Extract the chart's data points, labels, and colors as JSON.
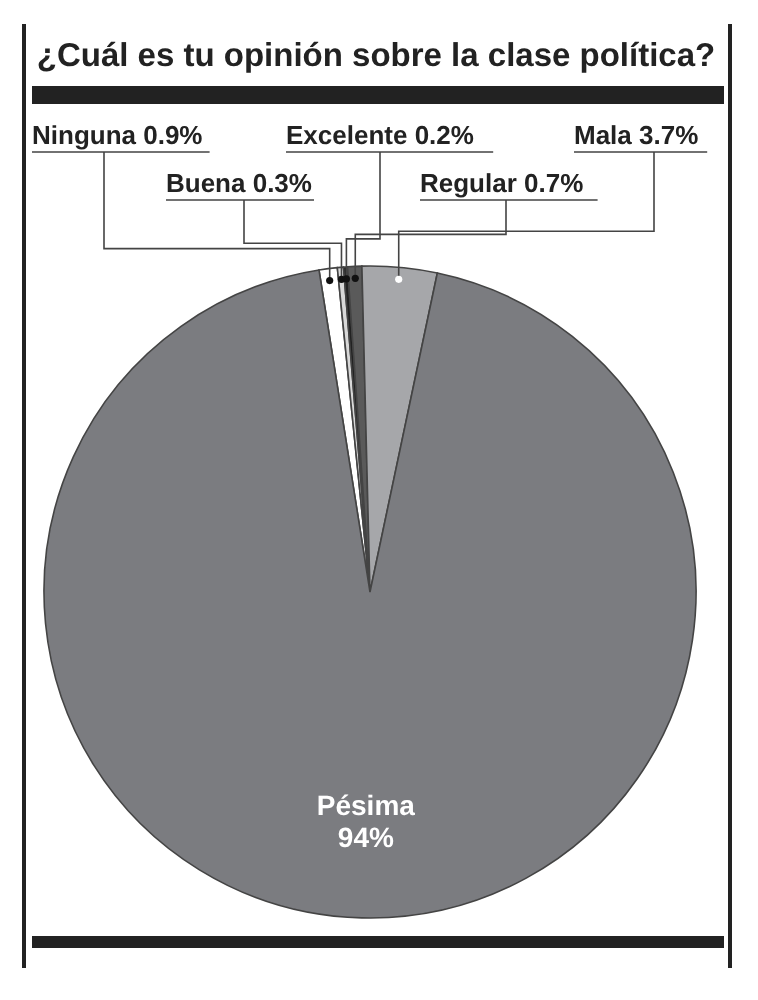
{
  "chart_data": {
    "type": "pie",
    "title": "¿Cuál es tu opinión sobre la clase política?",
    "categories": [
      "Ninguna",
      "Buena",
      "Excelente",
      "Regular",
      "Mala",
      "Pésima"
    ],
    "values": [
      0.9,
      0.3,
      0.2,
      0.7,
      3.7,
      94
    ],
    "value_labels": [
      "0.9%",
      "0.3%",
      "0.2%",
      "0.7%",
      "3.7%",
      "94%"
    ],
    "colors": [
      "#ffffff",
      "#d8d8d8",
      "#222222",
      "#5a5a5a",
      "#a6a7aa",
      "#7b7c80"
    ]
  }
}
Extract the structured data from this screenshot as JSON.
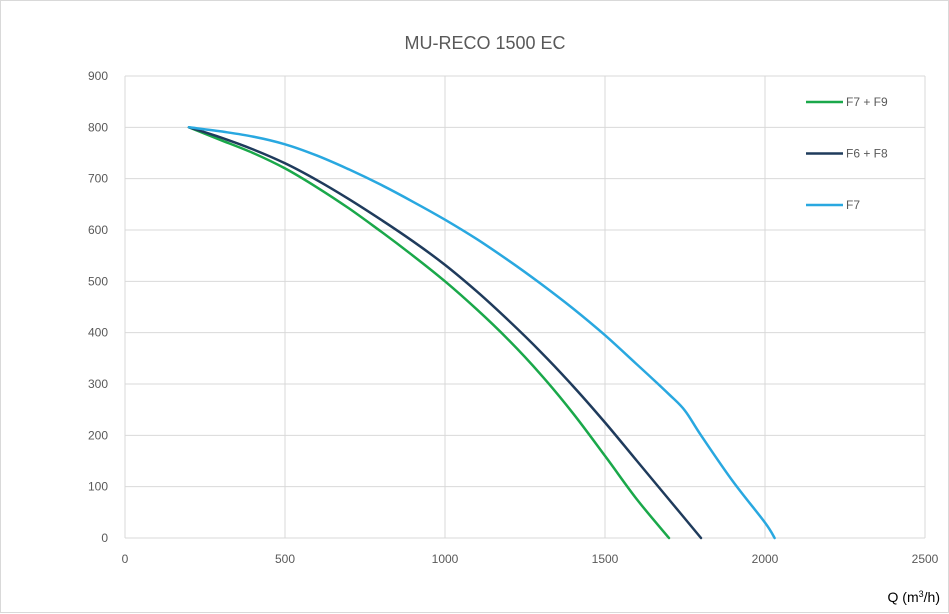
{
  "chart_data": {
    "type": "line",
    "title": "MU-RECO 1500 EC",
    "xlabel": "Q (m",
    "xlabel_sup": "3",
    "xlabel_suffix": "/h)",
    "ylabel": "",
    "xlim": [
      0,
      2500
    ],
    "ylim": [
      0,
      900
    ],
    "xticks": [
      0,
      500,
      1000,
      1500,
      2000,
      2500
    ],
    "yticks": [
      0,
      100,
      200,
      300,
      400,
      500,
      600,
      700,
      800,
      900
    ],
    "grid": true,
    "legend_position": "right",
    "series": [
      {
        "name": "F7 + F9",
        "color": "#1aa84a",
        "points": [
          [
            200,
            800
          ],
          [
            300,
            775
          ],
          [
            400,
            750
          ],
          [
            500,
            720
          ],
          [
            600,
            683
          ],
          [
            700,
            642
          ],
          [
            800,
            597
          ],
          [
            900,
            550
          ],
          [
            1000,
            500
          ],
          [
            1100,
            445
          ],
          [
            1200,
            385
          ],
          [
            1300,
            318
          ],
          [
            1400,
            243
          ],
          [
            1500,
            160
          ],
          [
            1600,
            75
          ],
          [
            1700,
            0
          ]
        ]
      },
      {
        "name": "F6 + F8",
        "color": "#1f3b5c",
        "points": [
          [
            200,
            800
          ],
          [
            300,
            780
          ],
          [
            400,
            757
          ],
          [
            500,
            730
          ],
          [
            600,
            697
          ],
          [
            700,
            660
          ],
          [
            800,
            620
          ],
          [
            900,
            578
          ],
          [
            1000,
            532
          ],
          [
            1100,
            480
          ],
          [
            1200,
            423
          ],
          [
            1300,
            362
          ],
          [
            1400,
            296
          ],
          [
            1500,
            225
          ],
          [
            1600,
            150
          ],
          [
            1700,
            75
          ],
          [
            1800,
            0
          ]
        ]
      },
      {
        "name": "F7",
        "color": "#29a8e0",
        "points": [
          [
            200,
            800
          ],
          [
            300,
            792
          ],
          [
            400,
            782
          ],
          [
            500,
            767
          ],
          [
            600,
            745
          ],
          [
            700,
            718
          ],
          [
            800,
            688
          ],
          [
            900,
            655
          ],
          [
            1000,
            620
          ],
          [
            1100,
            582
          ],
          [
            1200,
            540
          ],
          [
            1300,
            495
          ],
          [
            1400,
            447
          ],
          [
            1500,
            395
          ],
          [
            1600,
            338
          ],
          [
            1700,
            280
          ],
          [
            1750,
            248
          ],
          [
            1800,
            200
          ],
          [
            1900,
            110
          ],
          [
            2000,
            30
          ],
          [
            2030,
            0
          ]
        ]
      }
    ]
  }
}
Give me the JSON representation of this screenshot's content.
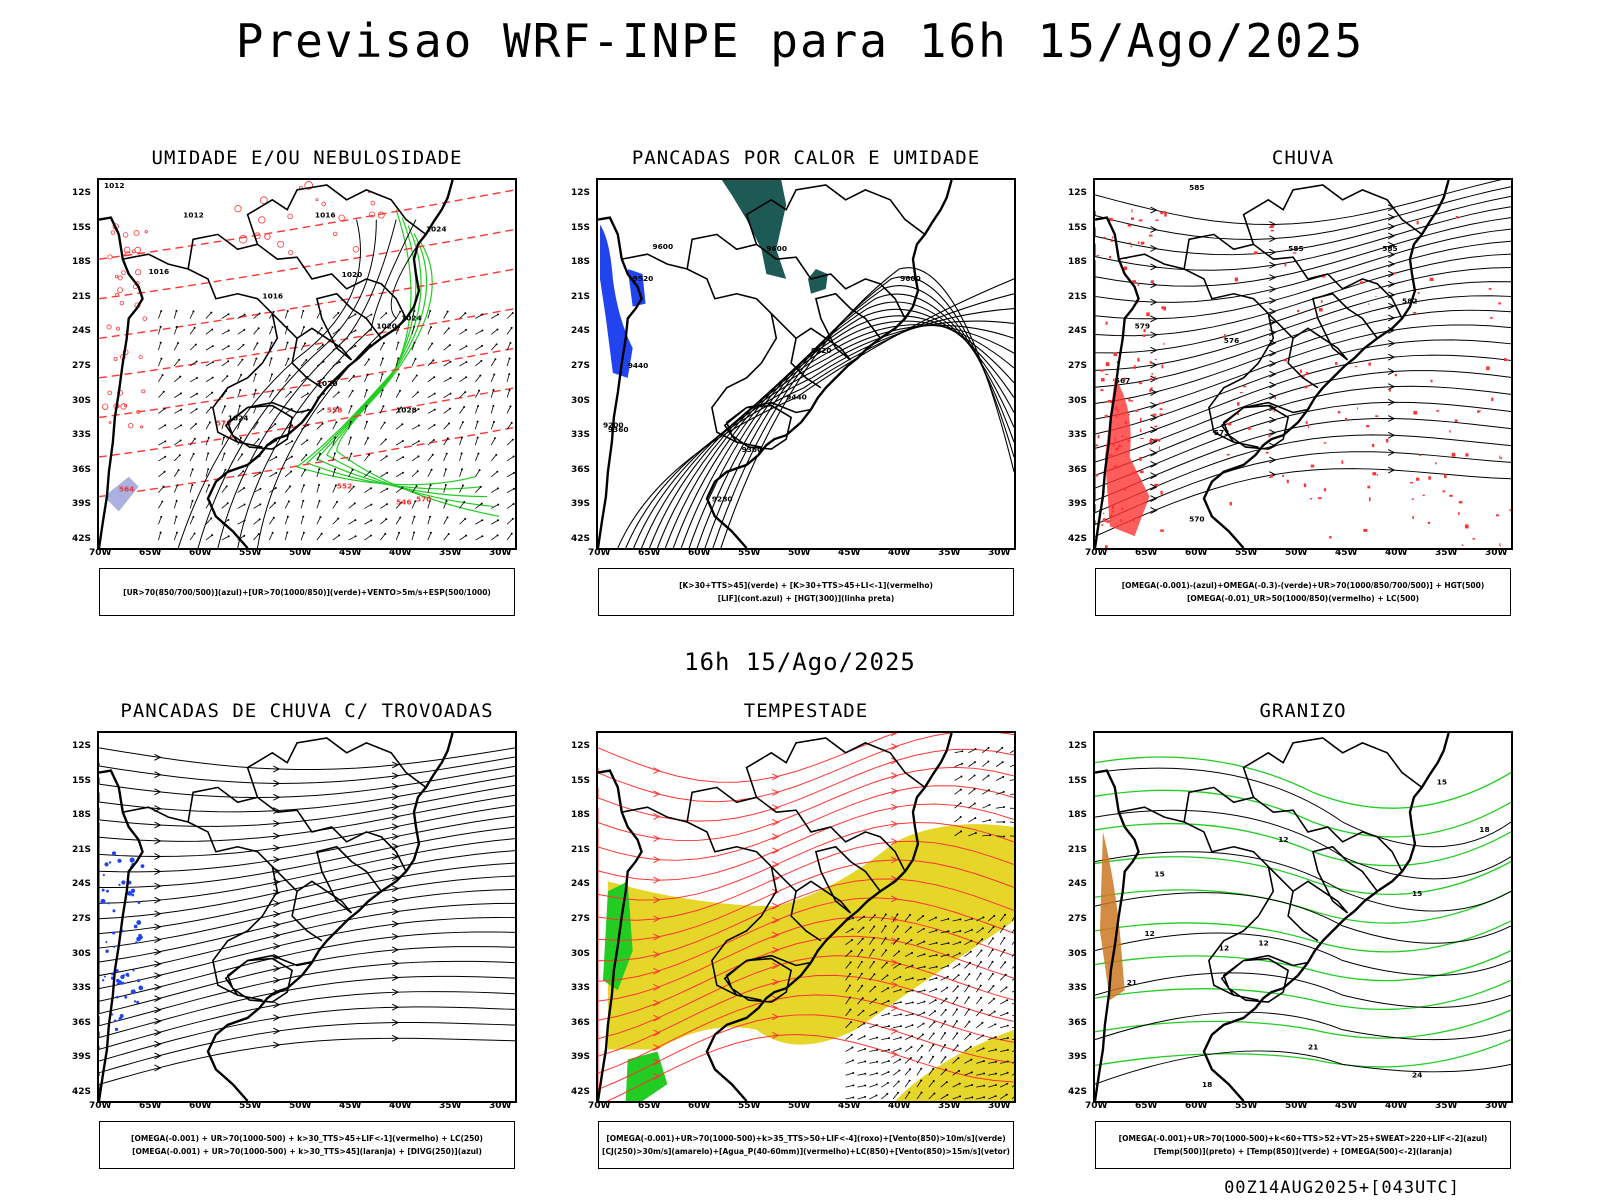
{
  "main_title": "Previsao WRF-INPE  para 16h 15/Ago/2025",
  "mid_title": "16h 15/Ago/2025",
  "footer": "00Z14AUG2025+[043UTC]",
  "axes": {
    "lat_labels": [
      "12S",
      "15S",
      "18S",
      "21S",
      "24S",
      "27S",
      "30S",
      "33S",
      "36S",
      "39S",
      "42S"
    ],
    "lon_labels": [
      "70W",
      "65W",
      "60W",
      "55W",
      "50W",
      "45W",
      "40W",
      "35W",
      "30W"
    ]
  },
  "panels": [
    {
      "title": "UMIDADE E/OU NEBULOSIDADE",
      "legend": [
        "[UR>70(850/700/500)](azul)+[UR>70(1000/850)](verde)+VENTO>5m/s+ESP(500/1000)"
      ],
      "contour_labels": [
        "1012",
        "1012",
        "1016",
        "1016",
        "1016",
        "1020",
        "1020",
        "1020",
        "1024",
        "1024",
        "1024",
        "1028",
        "576",
        "570",
        "564",
        "558",
        "552",
        "546"
      ]
    },
    {
      "title": "PANCADAS POR CALOR E UMIDADE",
      "legend": [
        "[K>30+TTS>45](verde) + [K>30+TTS>45+LI<-1](vermelho)",
        "[LIF](cont.azul) + [HGT(300)](linha preta)"
      ],
      "contour_labels": [
        "9600",
        "9600",
        "9600",
        "9520",
        "9520",
        "9440",
        "9440",
        "9360",
        "9360",
        "9280",
        "9200"
      ]
    },
    {
      "title": "CHUVA",
      "legend": [
        "[OMEGA(-0.001)-(azul)+OMEGA(-0.3)-(verde)+UR>70(1000/850/700/500)] + HGT(500)",
        "[OMEGA(-0.01)_UR>50(1000/850)(vermelho) + LC(500)"
      ],
      "contour_labels": [
        "585",
        "585",
        "585",
        "582",
        "579",
        "576",
        "573",
        "570",
        "567"
      ]
    },
    {
      "title": "PANCADAS DE CHUVA C/ TROVOADAS",
      "legend": [
        "[OMEGA(-0.001) + UR>70(1000-500) + k>30_TTS>45+LIF<-1](vermelho) + LC(250)",
        "[OMEGA(-0.001) + UR>70(1000-500) + k>30_TTS>45](laranja) + [DIVG(250)](azul)"
      ],
      "contour_labels": []
    },
    {
      "title": "TEMPESTADE",
      "legend": [
        "[OMEGA(-0.001)+UR>70(1000-500)+k>35_TTS>50+LIF<-4](roxo)+[Vento(850)>10m/s](verde)",
        "[CJ(250)>30m/s](amarelo)+[Agua_P(40-60mm)](vermelho)+LC(850)+[Vento(850)>15m/s](vetor)"
      ],
      "contour_labels": []
    },
    {
      "title": "GRANIZO",
      "legend": [
        "[OMEGA(-0.001)+UR>70(1000-500)+k<60+TTS>52+VT>25+SWEAT>220+LIF<-2](azul)",
        "[Temp(500)](preto) + [Temp(850)](verde) + [OMEGA(500)<-2](laranja)"
      ],
      "contour_labels": [
        "21",
        "18",
        "15",
        "12",
        "12",
        "12",
        "15",
        "18",
        "21",
        "24",
        "12",
        "15"
      ]
    }
  ],
  "colors": {
    "coast": "#000000",
    "moisture_green": "#22cc22",
    "red_dashed": "#ff3333",
    "blue_fill": "#2244ee",
    "teal_fill": "#1e5a55",
    "yellow_jet": "#e6d62a",
    "orange": "#cc7722",
    "lavender": "#aab0e0"
  }
}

┄┄┄┄┄┄┄┄┄┄

## [Given task]
Every record must be copied exactly, with images dropped from the result.

## [Written solution]
Extract the chart's data points, labels, and colors as JSON.
{
  "chart_data": {
    "type": "pie",
    "title": "¿Cuál es tu opinión sobre la clase política?",
    "categories": [
      "Ninguna",
      "Buena",
      "Excelente",
      "Regular",
      "Mala",
      "Pésima"
    ],
    "values": [
      0.9,
      0.3,
      0.2,
      0.7,
      3.7,
      94
    ],
    "value_labels": [
      "0.9%",
      "0.3%",
      "0.2%",
      "0.7%",
      "3.7%",
      "94%"
    ],
    "colors": [
      "#ffffff",
      "#d8d8d8",
      "#222222",
      "#5a5a5a",
      "#a6a7aa",
      "#7b7c80"
    ]
  }
}
Extract the structured data from this screenshot as JSON.
{
  "chart_data": {
    "type": "line",
    "title": "MU-RECO 1500 EC",
    "xlabel": "Q (m",
    "xlabel_sup": "3",
    "xlabel_suffix": "/h)",
    "ylabel": "",
    "xlim": [
      0,
      2500
    ],
    "ylim": [
      0,
      900
    ],
    "xticks": [
      0,
      500,
      1000,
      1500,
      2000,
      2500
    ],
    "yticks": [
      0,
      100,
      200,
      300,
      400,
      500,
      600,
      700,
      800,
      900
    ],
    "grid": true,
    "legend_position": "right",
    "series": [
      {
        "name": "F7 + F9",
        "color": "#1aa84a",
        "points": [
          [
            200,
            800
          ],
          [
            300,
            775
          ],
          [
            400,
            750
          ],
          [
            500,
            720
          ],
          [
            600,
            683
          ],
          [
            700,
            642
          ],
          [
            800,
            597
          ],
          [
            900,
            550
          ],
          [
            1000,
            500
          ],
          [
            1100,
            445
          ],
          [
            1200,
            385
          ],
          [
            1300,
            318
          ],
          [
            1400,
            243
          ],
          [
            1500,
            160
          ],
          [
            1600,
            75
          ],
          [
            1700,
            0
          ]
        ]
      },
      {
        "name": "F6 + F8",
        "color": "#1f3b5c",
        "points": [
          [
            200,
            800
          ],
          [
            300,
            780
          ],
          [
            400,
            757
          ],
          [
            500,
            730
          ],
          [
            600,
            697
          ],
          [
            700,
            660
          ],
          [
            800,
            620
          ],
          [
            900,
            578
          ],
          [
            1000,
            532
          ],
          [
            1100,
            480
          ],
          [
            1200,
            423
          ],
          [
            1300,
            362
          ],
          [
            1400,
            296
          ],
          [
            1500,
            225
          ],
          [
            1600,
            150
          ],
          [
            1700,
            75
          ],
          [
            1800,
            0
          ]
        ]
      },
      {
        "name": "F7",
        "color": "#29a8e0",
        "points": [
          [
            200,
            800
          ],
          [
            300,
            792
          ],
          [
            400,
            782
          ],
          [
            500,
            767
          ],
          [
            600,
            745
          ],
          [
            700,
            718
          ],
          [
            800,
            688
          ],
          [
            900,
            655
          ],
          [
            1000,
            620
          ],
          [
            1100,
            582
          ],
          [
            1200,
            540
          ],
          [
            1300,
            495
          ],
          [
            1400,
            447
          ],
          [
            1500,
            395
          ],
          [
            1600,
            338
          ],
          [
            1700,
            280
          ],
          [
            1750,
            248
          ],
          [
            1800,
            200
          ],
          [
            1900,
            110
          ],
          [
            2000,
            30
          ],
          [
            2030,
            0
          ]
        ]
      }
    ]
  }
}
Give me the JSON representation of this screenshot's content.
{
  "main_title": "Previsao WRF-INPE  para 16h 15/Ago/2025",
  "mid_title": "16h 15/Ago/2025",
  "footer": "00Z14AUG2025+[043UTC]",
  "axes": {
    "lat_labels": [
      "12S",
      "15S",
      "18S",
      "21S",
      "24S",
      "27S",
      "30S",
      "33S",
      "36S",
      "39S",
      "42S"
    ],
    "lon_labels": [
      "70W",
      "65W",
      "60W",
      "55W",
      "50W",
      "45W",
      "40W",
      "35W",
      "30W"
    ]
  },
  "panels": [
    {
      "title": "UMIDADE E/OU NEBULOSIDADE",
      "legend": [
        "[UR>70(850/700/500)](azul)+[UR>70(1000/850)](verde)+VENTO>5m/s+ESP(500/1000)"
      ],
      "contour_labels": [
        "1012",
        "1012",
        "1016",
        "1016",
        "1016",
        "1020",
        "1020",
        "1020",
        "1024",
        "1024",
        "1024",
        "1028",
        "576",
        "570",
        "564",
        "558",
        "552",
        "546"
      ]
    },
    {
      "title": "PANCADAS POR CALOR E UMIDADE",
      "legend": [
        "[K>30+TTS>45](verde) + [K>30+TTS>45+LI<-1](vermelho)",
        "[LIF](cont.azul) + [HGT(300)](linha preta)"
      ],
      "contour_labels": [
        "9600",
        "9600",
        "9600",
        "9520",
        "9520",
        "9440",
        "9440",
        "9360",
        "9360",
        "9280",
        "9200"
      ]
    },
    {
      "title": "CHUVA",
      "legend": [
        "[OMEGA(-0.001)-(azul)+OMEGA(-0.3)-(verde)+UR>70(1000/850/700/500)] + HGT(500)",
        "[OMEGA(-0.01)_UR>50(1000/850)(vermelho) + LC(500)"
      ],
      "contour_labels": [
        "585",
        "585",
        "585",
        "582",
        "579",
        "576",
        "573",
        "570",
        "567"
      ]
    },
    {
      "title": "PANCADAS DE CHUVA C/ TROVOADAS",
      "legend": [
        "[OMEGA(-0.001) + UR>70(1000-500) + k>30_TTS>45+LIF<-1](vermelho) + LC(250)",
        "[OMEGA(-0.001) + UR>70(1000-500) + k>30_TTS>45](laranja) + [DIVG(250)](azul)"
      ],
      "contour_labels": []
    },
    {
      "title": "TEMPESTADE",
      "legend": [
        "[OMEGA(-0.001)+UR>70(1000-500)+k>35_TTS>50+LIF<-4](roxo)+[Vento(850)>10m/s](verde)",
        "[CJ(250)>30m/s](amarelo)+[Agua_P(40-60mm)](vermelho)+LC(850)+[Vento(850)>15m/s](vetor)"
      ],
      "contour_labels": []
    },
    {
      "title": "GRANIZO",
      "legend": [
        "[OMEGA(-0.001)+UR>70(1000-500)+k<60+TTS>52+VT>25+SWEAT>220+LIF<-2](azul)",
        "[Temp(500)](preto) + [Temp(850)](verde) + [OMEGA(500)<-2](laranja)"
      ],
      "contour_labels": [
        "21",
        "18",
        "15",
        "12",
        "12",
        "12",
        "15",
        "18",
        "21",
        "24",
        "12",
        "15"
      ]
    }
  ],
  "colors": {
    "coast": "#000000",
    "moisture_green": "#22cc22",
    "red_dashed": "#ff3333",
    "blue_fill": "#2244ee",
    "teal_fill": "#1e5a55",
    "yellow_jet": "#e6d62a",
    "orange": "#cc7722",
    "lavender": "#aab0e0"
  }
}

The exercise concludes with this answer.